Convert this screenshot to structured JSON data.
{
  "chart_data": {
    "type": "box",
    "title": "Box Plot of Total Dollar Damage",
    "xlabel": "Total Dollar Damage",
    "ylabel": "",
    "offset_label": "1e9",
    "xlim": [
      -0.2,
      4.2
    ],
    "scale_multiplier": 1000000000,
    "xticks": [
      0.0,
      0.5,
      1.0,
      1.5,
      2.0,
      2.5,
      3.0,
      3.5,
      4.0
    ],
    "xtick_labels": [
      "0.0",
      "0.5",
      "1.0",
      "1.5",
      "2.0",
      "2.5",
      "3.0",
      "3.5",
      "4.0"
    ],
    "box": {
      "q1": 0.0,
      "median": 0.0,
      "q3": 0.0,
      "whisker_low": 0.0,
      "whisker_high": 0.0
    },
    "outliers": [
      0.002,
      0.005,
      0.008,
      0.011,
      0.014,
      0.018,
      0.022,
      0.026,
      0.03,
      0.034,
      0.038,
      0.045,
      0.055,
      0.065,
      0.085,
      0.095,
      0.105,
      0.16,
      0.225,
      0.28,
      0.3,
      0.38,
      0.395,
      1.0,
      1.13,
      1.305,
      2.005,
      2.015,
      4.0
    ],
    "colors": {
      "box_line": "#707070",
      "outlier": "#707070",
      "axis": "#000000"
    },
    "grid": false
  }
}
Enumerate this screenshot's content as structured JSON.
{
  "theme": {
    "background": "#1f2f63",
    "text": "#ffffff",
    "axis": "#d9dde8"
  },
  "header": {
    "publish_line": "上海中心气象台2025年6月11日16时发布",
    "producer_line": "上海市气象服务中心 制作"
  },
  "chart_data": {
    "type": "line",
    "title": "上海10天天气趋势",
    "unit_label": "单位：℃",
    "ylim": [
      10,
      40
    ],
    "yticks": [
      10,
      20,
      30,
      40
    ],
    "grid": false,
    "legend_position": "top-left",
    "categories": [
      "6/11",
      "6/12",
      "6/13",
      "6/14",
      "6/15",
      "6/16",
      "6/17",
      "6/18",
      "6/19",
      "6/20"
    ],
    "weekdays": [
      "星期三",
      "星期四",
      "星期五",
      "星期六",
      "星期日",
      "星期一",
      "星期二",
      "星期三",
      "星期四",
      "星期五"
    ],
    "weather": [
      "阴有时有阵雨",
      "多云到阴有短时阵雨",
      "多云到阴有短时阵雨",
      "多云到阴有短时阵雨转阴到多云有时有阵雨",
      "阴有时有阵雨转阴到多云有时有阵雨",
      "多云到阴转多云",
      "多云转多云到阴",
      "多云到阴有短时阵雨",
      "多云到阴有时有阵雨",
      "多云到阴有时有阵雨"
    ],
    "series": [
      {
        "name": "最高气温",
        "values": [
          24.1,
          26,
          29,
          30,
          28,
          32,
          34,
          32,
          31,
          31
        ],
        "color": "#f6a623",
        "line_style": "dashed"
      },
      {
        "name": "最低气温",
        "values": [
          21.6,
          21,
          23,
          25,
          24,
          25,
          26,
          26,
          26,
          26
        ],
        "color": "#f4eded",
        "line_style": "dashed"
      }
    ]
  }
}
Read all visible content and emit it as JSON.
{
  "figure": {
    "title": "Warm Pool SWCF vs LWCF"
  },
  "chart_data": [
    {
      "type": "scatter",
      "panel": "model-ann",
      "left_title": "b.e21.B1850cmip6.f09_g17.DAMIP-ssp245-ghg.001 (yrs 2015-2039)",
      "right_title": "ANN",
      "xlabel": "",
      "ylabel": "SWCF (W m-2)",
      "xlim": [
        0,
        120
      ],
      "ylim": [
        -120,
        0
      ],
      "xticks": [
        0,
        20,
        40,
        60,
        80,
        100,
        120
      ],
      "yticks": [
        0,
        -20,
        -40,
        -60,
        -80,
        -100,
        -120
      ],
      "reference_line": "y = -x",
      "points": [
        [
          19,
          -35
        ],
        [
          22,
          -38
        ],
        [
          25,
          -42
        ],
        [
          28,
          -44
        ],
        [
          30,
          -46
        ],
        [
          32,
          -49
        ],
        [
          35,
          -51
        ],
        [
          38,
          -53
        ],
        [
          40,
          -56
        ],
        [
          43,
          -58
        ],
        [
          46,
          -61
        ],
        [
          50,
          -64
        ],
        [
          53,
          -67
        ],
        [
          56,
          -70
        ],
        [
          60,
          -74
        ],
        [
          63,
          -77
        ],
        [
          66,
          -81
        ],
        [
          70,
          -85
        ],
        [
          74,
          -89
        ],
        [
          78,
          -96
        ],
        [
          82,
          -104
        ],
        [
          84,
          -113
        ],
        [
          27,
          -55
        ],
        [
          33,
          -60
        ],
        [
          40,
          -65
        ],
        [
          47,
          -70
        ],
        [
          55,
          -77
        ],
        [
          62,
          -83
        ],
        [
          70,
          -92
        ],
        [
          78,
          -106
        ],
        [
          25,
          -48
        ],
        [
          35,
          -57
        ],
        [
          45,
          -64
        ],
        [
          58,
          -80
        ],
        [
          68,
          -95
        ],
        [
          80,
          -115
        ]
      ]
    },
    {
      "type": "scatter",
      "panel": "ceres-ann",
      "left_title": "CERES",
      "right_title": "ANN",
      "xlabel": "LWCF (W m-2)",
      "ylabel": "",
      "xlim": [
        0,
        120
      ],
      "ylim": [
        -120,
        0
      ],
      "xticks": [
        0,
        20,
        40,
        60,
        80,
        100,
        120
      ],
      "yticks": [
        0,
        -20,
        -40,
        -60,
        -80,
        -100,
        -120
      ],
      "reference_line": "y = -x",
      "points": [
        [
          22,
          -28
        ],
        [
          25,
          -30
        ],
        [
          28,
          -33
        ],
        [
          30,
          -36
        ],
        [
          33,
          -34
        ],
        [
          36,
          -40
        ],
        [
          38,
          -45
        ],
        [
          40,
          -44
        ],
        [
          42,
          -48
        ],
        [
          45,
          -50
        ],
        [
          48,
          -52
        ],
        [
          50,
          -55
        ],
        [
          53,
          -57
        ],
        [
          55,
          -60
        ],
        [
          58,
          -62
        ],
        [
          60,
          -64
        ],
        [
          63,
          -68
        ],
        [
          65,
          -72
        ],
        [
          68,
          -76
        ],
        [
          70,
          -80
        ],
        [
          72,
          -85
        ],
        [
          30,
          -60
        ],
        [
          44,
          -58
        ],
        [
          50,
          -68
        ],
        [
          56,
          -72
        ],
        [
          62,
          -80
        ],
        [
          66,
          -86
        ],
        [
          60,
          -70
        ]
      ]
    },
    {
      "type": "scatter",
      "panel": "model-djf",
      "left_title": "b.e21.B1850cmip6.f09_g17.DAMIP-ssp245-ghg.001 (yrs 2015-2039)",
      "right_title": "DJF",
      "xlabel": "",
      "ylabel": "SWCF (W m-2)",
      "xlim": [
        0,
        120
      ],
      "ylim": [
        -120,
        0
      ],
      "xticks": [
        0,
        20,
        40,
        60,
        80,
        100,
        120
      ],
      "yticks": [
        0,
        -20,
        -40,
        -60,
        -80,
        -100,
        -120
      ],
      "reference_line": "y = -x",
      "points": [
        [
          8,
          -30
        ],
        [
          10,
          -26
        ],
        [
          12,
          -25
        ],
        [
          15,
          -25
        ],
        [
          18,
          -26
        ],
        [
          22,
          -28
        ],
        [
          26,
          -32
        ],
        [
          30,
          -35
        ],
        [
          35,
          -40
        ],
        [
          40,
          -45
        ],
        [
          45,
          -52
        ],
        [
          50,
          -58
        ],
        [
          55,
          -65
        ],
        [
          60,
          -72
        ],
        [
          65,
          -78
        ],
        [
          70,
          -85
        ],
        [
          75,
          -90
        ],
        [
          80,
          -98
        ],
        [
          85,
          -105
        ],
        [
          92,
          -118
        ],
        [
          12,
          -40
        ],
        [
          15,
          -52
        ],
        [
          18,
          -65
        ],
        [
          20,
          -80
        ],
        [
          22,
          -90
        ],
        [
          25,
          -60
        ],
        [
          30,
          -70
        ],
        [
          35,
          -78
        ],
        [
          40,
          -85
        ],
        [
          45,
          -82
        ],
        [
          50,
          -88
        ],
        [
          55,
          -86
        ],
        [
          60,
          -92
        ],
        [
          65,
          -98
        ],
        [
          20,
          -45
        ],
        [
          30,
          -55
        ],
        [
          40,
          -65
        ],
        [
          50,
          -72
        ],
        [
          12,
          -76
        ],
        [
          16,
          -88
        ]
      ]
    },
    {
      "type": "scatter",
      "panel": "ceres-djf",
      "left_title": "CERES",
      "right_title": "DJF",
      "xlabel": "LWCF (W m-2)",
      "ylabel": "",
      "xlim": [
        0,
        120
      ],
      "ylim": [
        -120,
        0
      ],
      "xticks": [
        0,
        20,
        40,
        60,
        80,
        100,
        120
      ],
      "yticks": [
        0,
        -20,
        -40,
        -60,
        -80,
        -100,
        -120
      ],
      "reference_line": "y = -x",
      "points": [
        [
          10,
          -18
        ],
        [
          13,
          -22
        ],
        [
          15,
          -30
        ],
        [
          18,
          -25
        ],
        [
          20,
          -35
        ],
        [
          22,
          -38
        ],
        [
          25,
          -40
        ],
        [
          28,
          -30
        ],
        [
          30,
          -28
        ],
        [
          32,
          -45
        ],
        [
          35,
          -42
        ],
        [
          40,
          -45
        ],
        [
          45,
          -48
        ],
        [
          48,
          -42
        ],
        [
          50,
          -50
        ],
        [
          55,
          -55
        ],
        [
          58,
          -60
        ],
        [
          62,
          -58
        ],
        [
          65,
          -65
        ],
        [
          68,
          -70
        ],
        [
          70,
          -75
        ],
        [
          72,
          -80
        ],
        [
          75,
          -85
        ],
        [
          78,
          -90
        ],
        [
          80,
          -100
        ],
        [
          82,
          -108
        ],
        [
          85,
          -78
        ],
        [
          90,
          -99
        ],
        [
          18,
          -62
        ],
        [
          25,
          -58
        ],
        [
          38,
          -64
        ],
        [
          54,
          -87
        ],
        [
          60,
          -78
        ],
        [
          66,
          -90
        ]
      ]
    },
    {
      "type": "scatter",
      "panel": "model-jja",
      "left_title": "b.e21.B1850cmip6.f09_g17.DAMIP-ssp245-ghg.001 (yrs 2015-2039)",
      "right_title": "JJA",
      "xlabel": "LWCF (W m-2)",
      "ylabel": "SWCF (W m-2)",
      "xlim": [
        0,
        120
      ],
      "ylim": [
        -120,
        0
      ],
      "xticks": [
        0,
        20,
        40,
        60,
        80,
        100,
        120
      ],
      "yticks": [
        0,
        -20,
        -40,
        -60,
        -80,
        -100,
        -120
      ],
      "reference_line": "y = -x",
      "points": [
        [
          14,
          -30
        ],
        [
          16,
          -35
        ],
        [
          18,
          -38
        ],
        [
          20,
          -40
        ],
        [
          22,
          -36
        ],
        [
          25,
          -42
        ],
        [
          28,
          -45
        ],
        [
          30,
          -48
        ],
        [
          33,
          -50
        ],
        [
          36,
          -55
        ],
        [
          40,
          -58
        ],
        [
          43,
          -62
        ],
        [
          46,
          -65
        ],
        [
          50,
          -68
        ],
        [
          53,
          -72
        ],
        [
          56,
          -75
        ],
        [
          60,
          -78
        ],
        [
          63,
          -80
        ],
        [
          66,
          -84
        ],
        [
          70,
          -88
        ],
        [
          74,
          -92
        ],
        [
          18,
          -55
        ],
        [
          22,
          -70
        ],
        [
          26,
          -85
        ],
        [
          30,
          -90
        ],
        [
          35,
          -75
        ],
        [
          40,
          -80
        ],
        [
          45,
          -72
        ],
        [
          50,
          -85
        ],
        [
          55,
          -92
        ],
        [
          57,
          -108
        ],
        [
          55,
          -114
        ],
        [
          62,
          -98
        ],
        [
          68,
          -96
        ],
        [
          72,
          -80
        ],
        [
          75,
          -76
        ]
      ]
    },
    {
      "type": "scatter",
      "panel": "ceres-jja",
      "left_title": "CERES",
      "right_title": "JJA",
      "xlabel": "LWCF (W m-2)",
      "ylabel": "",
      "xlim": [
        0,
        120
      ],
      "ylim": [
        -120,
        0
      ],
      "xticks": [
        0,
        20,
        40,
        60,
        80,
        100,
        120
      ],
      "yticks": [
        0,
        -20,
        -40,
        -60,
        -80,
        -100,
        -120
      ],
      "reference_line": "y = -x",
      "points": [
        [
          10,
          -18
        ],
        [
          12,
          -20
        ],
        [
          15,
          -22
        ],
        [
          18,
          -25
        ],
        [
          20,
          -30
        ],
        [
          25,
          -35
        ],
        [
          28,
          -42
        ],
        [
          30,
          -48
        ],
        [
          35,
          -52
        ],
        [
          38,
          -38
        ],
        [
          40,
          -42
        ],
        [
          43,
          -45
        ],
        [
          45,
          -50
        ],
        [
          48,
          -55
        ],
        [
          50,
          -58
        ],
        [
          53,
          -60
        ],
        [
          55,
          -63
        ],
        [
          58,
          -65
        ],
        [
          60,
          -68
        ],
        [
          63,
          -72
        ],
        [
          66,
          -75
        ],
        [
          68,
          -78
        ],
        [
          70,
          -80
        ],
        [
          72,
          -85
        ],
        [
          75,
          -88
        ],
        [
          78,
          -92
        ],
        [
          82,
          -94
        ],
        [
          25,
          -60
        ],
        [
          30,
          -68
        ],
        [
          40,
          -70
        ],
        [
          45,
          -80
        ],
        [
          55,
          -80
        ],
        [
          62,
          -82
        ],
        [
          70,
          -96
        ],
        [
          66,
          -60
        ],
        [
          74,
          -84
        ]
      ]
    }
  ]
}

- WRITTEN TASK
Gather all lines of the records that include the word "Dollar".

- COMPLETE RESPONSE
    "title": "Box Plot of Total Dollar Damage",
    "xlabel": "Total Dollar Damage",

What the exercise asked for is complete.